▶ **Data shown**:
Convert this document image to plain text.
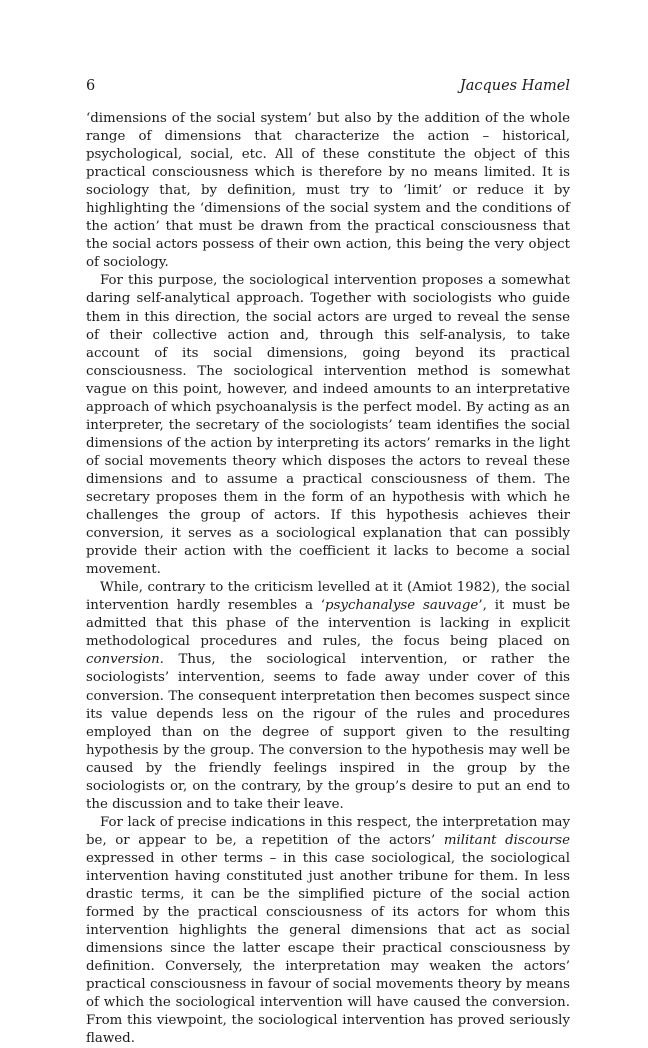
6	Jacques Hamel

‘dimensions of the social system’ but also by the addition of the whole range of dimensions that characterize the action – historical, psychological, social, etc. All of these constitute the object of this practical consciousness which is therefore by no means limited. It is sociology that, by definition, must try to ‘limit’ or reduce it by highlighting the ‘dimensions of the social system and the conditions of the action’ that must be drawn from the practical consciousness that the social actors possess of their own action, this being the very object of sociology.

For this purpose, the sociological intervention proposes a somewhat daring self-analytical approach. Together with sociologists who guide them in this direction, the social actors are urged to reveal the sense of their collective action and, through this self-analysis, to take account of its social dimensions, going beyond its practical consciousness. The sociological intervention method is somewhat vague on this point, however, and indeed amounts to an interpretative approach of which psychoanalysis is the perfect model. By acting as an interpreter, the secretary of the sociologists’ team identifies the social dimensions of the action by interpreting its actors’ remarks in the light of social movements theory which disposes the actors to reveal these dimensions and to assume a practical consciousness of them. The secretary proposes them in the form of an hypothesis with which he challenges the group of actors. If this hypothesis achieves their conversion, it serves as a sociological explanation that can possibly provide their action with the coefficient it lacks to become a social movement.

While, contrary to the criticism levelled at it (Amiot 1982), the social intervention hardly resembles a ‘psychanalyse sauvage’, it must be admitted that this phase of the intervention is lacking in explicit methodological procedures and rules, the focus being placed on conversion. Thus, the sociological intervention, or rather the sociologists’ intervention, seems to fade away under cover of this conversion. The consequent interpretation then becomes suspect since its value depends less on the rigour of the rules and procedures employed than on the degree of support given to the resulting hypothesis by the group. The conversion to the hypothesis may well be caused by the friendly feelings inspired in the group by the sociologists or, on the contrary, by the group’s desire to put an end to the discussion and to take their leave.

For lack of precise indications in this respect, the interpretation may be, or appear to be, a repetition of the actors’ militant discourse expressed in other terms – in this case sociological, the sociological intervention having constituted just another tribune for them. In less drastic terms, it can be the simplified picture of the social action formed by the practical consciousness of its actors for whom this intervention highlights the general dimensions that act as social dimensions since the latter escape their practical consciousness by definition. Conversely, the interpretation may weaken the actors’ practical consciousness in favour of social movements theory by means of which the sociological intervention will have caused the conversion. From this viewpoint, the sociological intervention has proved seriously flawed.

---

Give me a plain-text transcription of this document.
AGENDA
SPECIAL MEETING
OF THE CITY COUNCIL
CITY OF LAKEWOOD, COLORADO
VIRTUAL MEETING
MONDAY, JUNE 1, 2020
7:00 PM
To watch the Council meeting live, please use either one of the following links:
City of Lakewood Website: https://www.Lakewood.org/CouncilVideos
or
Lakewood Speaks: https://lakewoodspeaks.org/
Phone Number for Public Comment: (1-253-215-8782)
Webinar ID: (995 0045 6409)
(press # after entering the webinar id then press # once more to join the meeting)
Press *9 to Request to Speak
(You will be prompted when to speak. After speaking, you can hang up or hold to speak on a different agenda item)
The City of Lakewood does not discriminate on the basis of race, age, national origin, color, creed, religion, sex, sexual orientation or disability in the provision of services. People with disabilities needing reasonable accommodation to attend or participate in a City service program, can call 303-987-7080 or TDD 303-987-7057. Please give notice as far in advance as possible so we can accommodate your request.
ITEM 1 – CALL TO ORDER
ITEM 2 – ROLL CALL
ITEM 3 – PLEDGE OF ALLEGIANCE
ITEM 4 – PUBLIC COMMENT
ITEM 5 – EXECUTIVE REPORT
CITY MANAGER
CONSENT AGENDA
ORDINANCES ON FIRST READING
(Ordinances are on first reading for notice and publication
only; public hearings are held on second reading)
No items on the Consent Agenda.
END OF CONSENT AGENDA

▶ **Work to complete**: Make a list of all lines in the data that contain "document".

▶ **Result for this exercise**:
Convert this document image to plain text.
Give me a plain-text transcription of this document.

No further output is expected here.